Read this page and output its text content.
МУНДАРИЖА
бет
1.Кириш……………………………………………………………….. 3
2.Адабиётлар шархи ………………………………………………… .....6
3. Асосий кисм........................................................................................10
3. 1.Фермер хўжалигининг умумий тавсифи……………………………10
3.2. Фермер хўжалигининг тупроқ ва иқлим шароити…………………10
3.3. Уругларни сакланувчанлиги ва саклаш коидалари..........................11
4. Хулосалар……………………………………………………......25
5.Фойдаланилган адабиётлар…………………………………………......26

====

▸ **Directions**
Take the entries and copy them out exactly.

▸ **Exercise output**
Read this page and output its text content.
МУНДАРИЖА
бет
1.Кириш……………………………………………………………….. 3
2.Адабиётлар шархи ………………………………………………… .....6
3. Асосий кисм........................................................................................10
3. 1.Фермер хўжалигининг умумий тавсифи……………………………10
3.2. Фермер хўжалигининг тупроқ ва иқлим шароити…………………10
3.3. Уругларни сакланувчанлиги ва саклаш коидалари..........................11
4. Хулосалар……………………………………………………......25
5.Фойдаланилган адабиётлар…………………………………………......26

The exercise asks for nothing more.